PROBLEM TO SOLVE -> Write every record out again exactly as given.
>> begin
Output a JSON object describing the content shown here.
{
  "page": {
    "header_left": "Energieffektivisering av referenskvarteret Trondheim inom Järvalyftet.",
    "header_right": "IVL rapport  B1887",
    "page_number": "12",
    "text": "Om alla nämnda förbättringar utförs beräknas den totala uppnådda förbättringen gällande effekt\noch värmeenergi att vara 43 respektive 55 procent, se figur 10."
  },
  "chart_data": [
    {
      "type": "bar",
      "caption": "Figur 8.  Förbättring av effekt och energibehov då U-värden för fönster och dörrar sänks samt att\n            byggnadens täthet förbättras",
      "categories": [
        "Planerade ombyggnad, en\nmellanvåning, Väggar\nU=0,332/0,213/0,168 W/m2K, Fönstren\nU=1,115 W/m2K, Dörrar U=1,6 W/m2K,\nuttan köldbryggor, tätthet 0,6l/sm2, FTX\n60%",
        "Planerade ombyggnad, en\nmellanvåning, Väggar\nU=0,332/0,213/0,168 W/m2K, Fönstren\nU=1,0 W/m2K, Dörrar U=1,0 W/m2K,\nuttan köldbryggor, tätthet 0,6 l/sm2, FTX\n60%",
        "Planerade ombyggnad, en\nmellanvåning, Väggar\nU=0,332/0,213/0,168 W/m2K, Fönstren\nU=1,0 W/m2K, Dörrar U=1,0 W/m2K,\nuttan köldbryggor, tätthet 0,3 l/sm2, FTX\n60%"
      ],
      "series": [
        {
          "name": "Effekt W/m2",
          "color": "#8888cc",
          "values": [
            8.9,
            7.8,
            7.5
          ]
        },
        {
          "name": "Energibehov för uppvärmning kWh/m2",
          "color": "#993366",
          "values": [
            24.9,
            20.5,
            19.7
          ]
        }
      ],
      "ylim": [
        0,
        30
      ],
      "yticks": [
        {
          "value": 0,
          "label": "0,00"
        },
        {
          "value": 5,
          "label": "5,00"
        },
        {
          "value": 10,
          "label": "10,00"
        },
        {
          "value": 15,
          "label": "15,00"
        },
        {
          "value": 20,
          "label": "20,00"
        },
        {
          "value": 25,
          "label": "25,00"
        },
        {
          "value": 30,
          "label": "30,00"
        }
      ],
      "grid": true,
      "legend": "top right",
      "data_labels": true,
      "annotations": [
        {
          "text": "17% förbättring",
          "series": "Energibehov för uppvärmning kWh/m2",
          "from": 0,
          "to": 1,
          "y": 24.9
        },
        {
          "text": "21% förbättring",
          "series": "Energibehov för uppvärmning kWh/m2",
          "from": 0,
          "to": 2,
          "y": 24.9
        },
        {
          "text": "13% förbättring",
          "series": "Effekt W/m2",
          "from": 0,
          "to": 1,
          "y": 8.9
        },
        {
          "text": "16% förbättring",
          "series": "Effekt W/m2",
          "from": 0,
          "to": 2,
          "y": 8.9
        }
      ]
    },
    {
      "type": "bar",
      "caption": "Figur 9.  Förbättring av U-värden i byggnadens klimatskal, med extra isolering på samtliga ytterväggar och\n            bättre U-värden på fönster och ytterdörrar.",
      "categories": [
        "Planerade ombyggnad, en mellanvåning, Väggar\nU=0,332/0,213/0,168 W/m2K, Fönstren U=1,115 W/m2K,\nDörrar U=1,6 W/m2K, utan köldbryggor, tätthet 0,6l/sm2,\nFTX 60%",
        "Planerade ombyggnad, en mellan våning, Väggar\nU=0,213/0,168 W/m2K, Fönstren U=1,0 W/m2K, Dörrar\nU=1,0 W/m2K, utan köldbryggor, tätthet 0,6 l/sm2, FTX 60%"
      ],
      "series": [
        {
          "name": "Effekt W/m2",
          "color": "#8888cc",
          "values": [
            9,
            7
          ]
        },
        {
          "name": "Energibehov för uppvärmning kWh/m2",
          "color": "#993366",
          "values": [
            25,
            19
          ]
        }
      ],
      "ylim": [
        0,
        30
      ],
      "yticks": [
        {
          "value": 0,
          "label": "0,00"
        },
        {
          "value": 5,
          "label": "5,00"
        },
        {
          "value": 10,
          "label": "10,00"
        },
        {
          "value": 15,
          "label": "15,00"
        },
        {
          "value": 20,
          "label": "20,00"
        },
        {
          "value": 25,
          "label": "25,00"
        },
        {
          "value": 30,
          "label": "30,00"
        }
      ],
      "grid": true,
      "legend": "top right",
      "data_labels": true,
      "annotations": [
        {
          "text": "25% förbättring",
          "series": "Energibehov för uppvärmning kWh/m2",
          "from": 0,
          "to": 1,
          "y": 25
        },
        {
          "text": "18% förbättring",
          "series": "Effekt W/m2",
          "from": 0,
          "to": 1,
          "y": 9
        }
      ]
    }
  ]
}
>> end
ANSWER BELOW ->
Output a JSON object describing the content shown here.
{
  "page": {
    "header_left": "Energieffektivisering av referenskvarteret Trondheim inom Järvalyftet.",
    "header_right": "IVL rapport  B1887",
    "page_number": "12",
    "text": "Om alla nämnda förbättringar utförs beräknas den totala uppnådda förbättringen gällande effekt\noch värmeenergi att vara 43 respektive 55 procent, se figur 10."
  },
  "chart_data": [
    {
      "type": "bar",
      "caption": "Figur 8.  Förbättring av effekt och energibehov då U-värden för fönster och dörrar sänks samt att\n            byggnadens täthet förbättras",
      "categories": [
        "Planerade ombyggnad, en\nmellanvåning, Väggar\nU=0,332/0,213/0,168 W/m2K, Fönstren\nU=1,115 W/m2K, Dörrar U=1,6 W/m2K,\nuttan köldbryggor, tätthet 0,6l/sm2, FTX\n60%",
        "Planerade ombyggnad, en\nmellanvåning, Väggar\nU=0,332/0,213/0,168 W/m2K, Fönstren\nU=1,0 W/m2K, Dörrar U=1,0 W/m2K,\nuttan köldbryggor, tätthet 0,6 l/sm2, FTX\n60%",
        "Planerade ombyggnad, en\nmellanvåning, Väggar\nU=0,332/0,213/0,168 W/m2K, Fönstren\nU=1,0 W/m2K, Dörrar U=1,0 W/m2K,\nuttan köldbryggor, tätthet 0,3 l/sm2, FTX\n60%"
      ],
      "series": [
        {
          "name": "Effekt W/m2",
          "color": "#8888cc",
          "values": [
            8.9,
            7.8,
            7.5
          ]
        },
        {
          "name": "Energibehov för uppvärmning kWh/m2",
          "color": "#993366",
          "values": [
            24.9,
            20.5,
            19.7
          ]
        }
      ],
      "ylim": [
        0,
        30
      ],
      "yticks": [
        {
          "value": 0,
          "label": "0,00"
        },
        {
          "value": 5,
          "label": "5,00"
        },
        {
          "value": 10,
          "label": "10,00"
        },
        {
          "value": 15,
          "label": "15,00"
        },
        {
          "value": 20,
          "label": "20,00"
        },
        {
          "value": 25,
          "label": "25,00"
        },
        {
          "value": 30,
          "label": "30,00"
        }
      ],
      "grid": true,
      "legend": "top right",
      "data_labels": true,
      "annotations": [
        {
          "text": "17% förbättring",
          "series": "Energibehov för uppvärmning kWh/m2",
          "from": 0,
          "to": 1,
          "y": 24.9
        },
        {
          "text": "21% förbättring",
          "series": "Energibehov för uppvärmning kWh/m2",
          "from": 0,
          "to": 2,
          "y": 24.9
        },
        {
          "text": "13% förbättring",
          "series": "Effekt W/m2",
          "from": 0,
          "to": 1,
          "y": 8.9
        },
        {
          "text": "16% förbättring",
          "series": "Effekt W/m2",
          "from": 0,
          "to": 2,
          "y": 8.9
        }
      ]
    },
    {
      "type": "bar",
      "caption": "Figur 9.  Förbättring av U-värden i byggnadens klimatskal, med extra isolering på samtliga ytterväggar och\n            bättre U-värden på fönster och ytterdörrar.",
      "categories": [
        "Planerade ombyggnad, en mellanvåning, Väggar\nU=0,332/0,213/0,168 W/m2K, Fönstren U=1,115 W/m2K,\nDörrar U=1,6 W/m2K, utan köldbryggor, tätthet 0,6l/sm2,\nFTX 60%",
        "Planerade ombyggnad, en mellan våning, Väggar\nU=0,213/0,168 W/m2K, Fönstren U=1,0 W/m2K, Dörrar\nU=1,0 W/m2K, utan köldbryggor, tätthet 0,6 l/sm2, FTX 60%"
      ],
      "series": [
        {
          "name": "Effekt W/m2",
          "color": "#8888cc",
          "values": [
            9,
            7
          ]
        },
        {
          "name": "Energibehov för uppvärmning kWh/m2",
          "color": "#993366",
          "values": [
            25,
            19
          ]
        }
      ],
      "ylim": [
        0,
        30
      ],
      "yticks": [
        {
          "value": 0,
          "label": "0,00"
        },
        {
          "value": 5,
          "label": "5,00"
        },
        {
          "value": 10,
          "label": "10,00"
        },
        {
          "value": 15,
          "label": "15,00"
        },
        {
          "value": 20,
          "label": "20,00"
        },
        {
          "value": 25,
          "label": "25,00"
        },
        {
          "value": 30,
          "label": "30,00"
        }
      ],
      "grid": true,
      "legend": "top right",
      "data_labels": true,
      "annotations": [
        {
          "text": "25% förbättring",
          "series": "Energibehov för uppvärmning kWh/m2",
          "from": 0,
          "to": 1,
          "y": 25
        },
        {
          "text": "18% förbättring",
          "series": "Effekt W/m2",
          "from": 0,
          "to": 1,
          "y": 9
        }
      ]
    }
  ]
}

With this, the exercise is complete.